→ What you have to do: All entries are to be given again verbatim.

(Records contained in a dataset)
——————
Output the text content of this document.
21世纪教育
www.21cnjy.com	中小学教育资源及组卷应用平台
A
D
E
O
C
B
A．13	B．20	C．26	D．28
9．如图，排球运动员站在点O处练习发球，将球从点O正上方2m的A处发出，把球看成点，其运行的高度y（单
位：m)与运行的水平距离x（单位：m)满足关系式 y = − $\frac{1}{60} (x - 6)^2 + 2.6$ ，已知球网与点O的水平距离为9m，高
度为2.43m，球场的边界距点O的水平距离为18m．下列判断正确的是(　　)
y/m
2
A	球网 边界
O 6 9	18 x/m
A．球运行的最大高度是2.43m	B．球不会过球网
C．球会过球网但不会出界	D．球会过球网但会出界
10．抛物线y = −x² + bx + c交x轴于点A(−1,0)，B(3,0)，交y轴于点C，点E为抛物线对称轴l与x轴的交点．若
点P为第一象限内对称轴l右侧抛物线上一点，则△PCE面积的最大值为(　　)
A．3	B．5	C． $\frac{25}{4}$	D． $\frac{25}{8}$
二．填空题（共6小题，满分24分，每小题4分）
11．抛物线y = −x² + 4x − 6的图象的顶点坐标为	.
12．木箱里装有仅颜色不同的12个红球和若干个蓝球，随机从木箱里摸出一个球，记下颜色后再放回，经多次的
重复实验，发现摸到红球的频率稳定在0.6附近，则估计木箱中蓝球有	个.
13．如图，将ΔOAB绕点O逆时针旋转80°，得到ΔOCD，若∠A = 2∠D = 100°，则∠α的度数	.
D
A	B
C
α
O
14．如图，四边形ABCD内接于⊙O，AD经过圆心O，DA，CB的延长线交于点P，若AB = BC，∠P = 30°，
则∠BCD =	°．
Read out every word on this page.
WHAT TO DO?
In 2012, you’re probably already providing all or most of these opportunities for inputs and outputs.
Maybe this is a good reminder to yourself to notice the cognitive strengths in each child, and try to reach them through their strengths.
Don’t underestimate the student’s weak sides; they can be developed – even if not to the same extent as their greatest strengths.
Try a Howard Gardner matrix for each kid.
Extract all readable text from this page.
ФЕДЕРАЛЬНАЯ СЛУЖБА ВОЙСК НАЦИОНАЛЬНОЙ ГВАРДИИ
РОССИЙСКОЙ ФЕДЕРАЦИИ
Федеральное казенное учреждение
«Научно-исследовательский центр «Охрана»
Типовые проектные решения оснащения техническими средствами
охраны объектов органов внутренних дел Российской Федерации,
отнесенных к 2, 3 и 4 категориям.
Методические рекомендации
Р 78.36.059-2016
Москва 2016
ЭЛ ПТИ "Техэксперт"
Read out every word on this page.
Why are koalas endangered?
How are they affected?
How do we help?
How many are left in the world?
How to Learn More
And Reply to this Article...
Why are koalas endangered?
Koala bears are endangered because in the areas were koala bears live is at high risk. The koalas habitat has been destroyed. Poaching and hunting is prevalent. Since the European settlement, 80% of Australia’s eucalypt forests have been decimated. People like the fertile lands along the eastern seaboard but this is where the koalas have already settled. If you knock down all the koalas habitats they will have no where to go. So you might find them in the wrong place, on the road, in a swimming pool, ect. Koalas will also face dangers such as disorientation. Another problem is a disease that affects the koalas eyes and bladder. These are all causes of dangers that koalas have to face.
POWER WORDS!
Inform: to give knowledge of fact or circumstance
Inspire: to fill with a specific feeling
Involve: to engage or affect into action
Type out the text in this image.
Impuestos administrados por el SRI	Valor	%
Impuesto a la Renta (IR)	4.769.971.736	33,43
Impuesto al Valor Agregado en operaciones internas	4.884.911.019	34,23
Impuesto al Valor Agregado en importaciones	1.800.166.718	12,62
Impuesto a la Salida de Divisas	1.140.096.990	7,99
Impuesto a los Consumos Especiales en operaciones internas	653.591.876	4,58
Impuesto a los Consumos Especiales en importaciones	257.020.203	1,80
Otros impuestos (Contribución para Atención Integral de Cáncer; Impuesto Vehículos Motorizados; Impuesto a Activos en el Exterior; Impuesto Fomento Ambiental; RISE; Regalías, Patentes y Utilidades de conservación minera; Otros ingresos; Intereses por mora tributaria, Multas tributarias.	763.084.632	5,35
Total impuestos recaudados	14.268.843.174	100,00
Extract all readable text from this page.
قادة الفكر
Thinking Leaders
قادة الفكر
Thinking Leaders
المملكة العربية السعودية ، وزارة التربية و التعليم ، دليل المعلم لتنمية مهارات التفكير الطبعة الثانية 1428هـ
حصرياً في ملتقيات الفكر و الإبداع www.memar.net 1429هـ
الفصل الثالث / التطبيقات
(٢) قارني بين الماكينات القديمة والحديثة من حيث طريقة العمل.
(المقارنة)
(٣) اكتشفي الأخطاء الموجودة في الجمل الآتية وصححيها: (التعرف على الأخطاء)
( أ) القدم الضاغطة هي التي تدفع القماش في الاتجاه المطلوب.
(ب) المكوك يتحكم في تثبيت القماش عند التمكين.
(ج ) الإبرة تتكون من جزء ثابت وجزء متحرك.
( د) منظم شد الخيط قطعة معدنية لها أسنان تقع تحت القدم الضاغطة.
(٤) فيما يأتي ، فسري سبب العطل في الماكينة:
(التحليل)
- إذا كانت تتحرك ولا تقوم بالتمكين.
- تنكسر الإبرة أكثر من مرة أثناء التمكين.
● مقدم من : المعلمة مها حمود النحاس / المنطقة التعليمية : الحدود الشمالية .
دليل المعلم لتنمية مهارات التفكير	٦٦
——————
→ Output for this exercise:
Output the text content of this document.
21世纪教育
www.21cnjy.com	中小学教育资源及组卷应用平台
A
D
E
O
C
B
A．13	B．20	C．26	D．28
9．如图，排球运动员站在点O处练习发球，将球从点O正上方2m的A处发出，把球看成点，其运行的高度y（单
位：m)与运行的水平距离x（单位：m)满足关系式 y = − $\frac{1}{60} (x - 6)^2 + 2.6$ ，已知球网与点O的水平距离为9m，高
度为2.43m，球场的边界距点O的水平距离为18m．下列判断正确的是(　　)
y/m
2
A	球网 边界
O 6 9	18 x/m
A．球运行的最大高度是2.43m	B．球不会过球网
C．球会过球网但不会出界	D．球会过球网但会出界
10．抛物线y = −x² + bx + c交x轴于点A(−1,0)，B(3,0)，交y轴于点C，点E为抛物线对称轴l与x轴的交点．若
点P为第一象限内对称轴l右侧抛物线上一点，则△PCE面积的最大值为(　　)
A．3	B．5	C． $\frac{25}{4}$	D． $\frac{25}{8}$
二．填空题（共6小题，满分24分，每小题4分）
11．抛物线y = −x² + 4x − 6的图象的顶点坐标为	.
12．木箱里装有仅颜色不同的12个红球和若干个蓝球，随机从木箱里摸出一个球，记下颜色后再放回，经多次的
重复实验，发现摸到红球的频率稳定在0.6附近，则估计木箱中蓝球有	个.
13．如图，将ΔOAB绕点O逆时针旋转80°，得到ΔOCD，若∠A = 2∠D = 100°，则∠α的度数	.
D
A	B
C
α
O
14．如图，四边形ABCD内接于⊙O，AD经过圆心O，DA，CB的延长线交于点P，若AB = BC，∠P = 30°，
则∠BCD =	°．
Read out every word on this page.
WHAT TO DO?
In 2012, you’re probably already providing all or most of these opportunities for inputs and outputs.
Maybe this is a good reminder to yourself to notice the cognitive strengths in each child, and try to reach them through their strengths.
Don’t underestimate the student’s weak sides; they can be developed – even if not to the same extent as their greatest strengths.
Try a Howard Gardner matrix for each kid.
Extract all readable text from this page.
ФЕДЕРАЛЬНАЯ СЛУЖБА ВОЙСК НАЦИОНАЛЬНОЙ ГВАРДИИ
РОССИЙСКОЙ ФЕДЕРАЦИИ
Федеральное казенное учреждение
«Научно-исследовательский центр «Охрана»
Типовые проектные решения оснащения техническими средствами
охраны объектов органов внутренних дел Российской Федерации,
отнесенных к 2, 3 и 4 категориям.
Методические рекомендации
Р 78.36.059-2016
Москва 2016
ЭЛ ПТИ "Техэксперт"
Read out every word on this page.
Why are koalas endangered?
How are they affected?
How do we help?
How many are left in the world?
How to Learn More
And Reply to this Article...
Why are koalas endangered?
Koala bears are endangered because in the areas were koala bears live is at high risk. The koalas habitat has been destroyed. Poaching and hunting is prevalent. Since the European settlement, 80% of Australia’s eucalypt forests have been decimated. People like the fertile lands along the eastern seaboard but this is where the koalas have already settled. If you knock down all the koalas habitats they will have no where to go. So you might find them in the wrong place, on the road, in a swimming pool, ect. Koalas will also face dangers such as disorientation. Another problem is a disease that affects the koalas eyes and bladder. These are all causes of dangers that koalas have to face.
POWER WORDS!
Inform: to give knowledge of fact or circumstance
Inspire: to fill with a specific feeling
Involve: to engage or affect into action
Type out the text in this image.
Impuestos administrados por el SRI	Valor	%
Impuesto a la Renta (IR)	4.769.971.736	33,43
Impuesto al Valor Agregado en operaciones internas	4.884.911.019	34,23
Impuesto al Valor Agregado en importaciones	1.800.166.718	12,62
Impuesto a la Salida de Divisas	1.140.096.990	7,99
Impuesto a los Consumos Especiales en operaciones internas	653.591.876	4,58
Impuesto a los Consumos Especiales en importaciones	257.020.203	1,80
Otros impuestos (Contribución para Atención Integral de Cáncer; Impuesto Vehículos Motorizados; Impuesto a Activos en el Exterior; Impuesto Fomento Ambiental; RISE; Regalías, Patentes y Utilidades de conservación minera; Otros ingresos; Intereses por mora tributaria, Multas tributarias.	763.084.632	5,35
Total impuestos recaudados	14.268.843.174	100,00
Extract all readable text from this page.
قادة الفكر
Thinking Leaders
قادة الفكر
Thinking Leaders
المملكة العربية السعودية ، وزارة التربية و التعليم ، دليل المعلم لتنمية مهارات التفكير الطبعة الثانية 1428هـ
حصرياً في ملتقيات الفكر و الإبداع www.memar.net 1429هـ
الفصل الثالث / التطبيقات
(٢) قارني بين الماكينات القديمة والحديثة من حيث طريقة العمل.
(المقارنة)
(٣) اكتشفي الأخطاء الموجودة في الجمل الآتية وصححيها: (التعرف على الأخطاء)
( أ) القدم الضاغطة هي التي تدفع القماش في الاتجاه المطلوب.
(ب) المكوك يتحكم في تثبيت القماش عند التمكين.
(ج ) الإبرة تتكون من جزء ثابت وجزء متحرك.
( د) منظم شد الخيط قطعة معدنية لها أسنان تقع تحت القدم الضاغطة.
(٤) فيما يأتي ، فسري سبب العطل في الماكينة:
(التحليل)
- إذا كانت تتحرك ولا تقوم بالتمكين.
- تنكسر الإبرة أكثر من مرة أثناء التمكين.
● مقدم من : المعلمة مها حمود النحاس / المنطقة التعليمية : الحدود الشمالية .
دليل المعلم لتنمية مهارات التفكير	٦٦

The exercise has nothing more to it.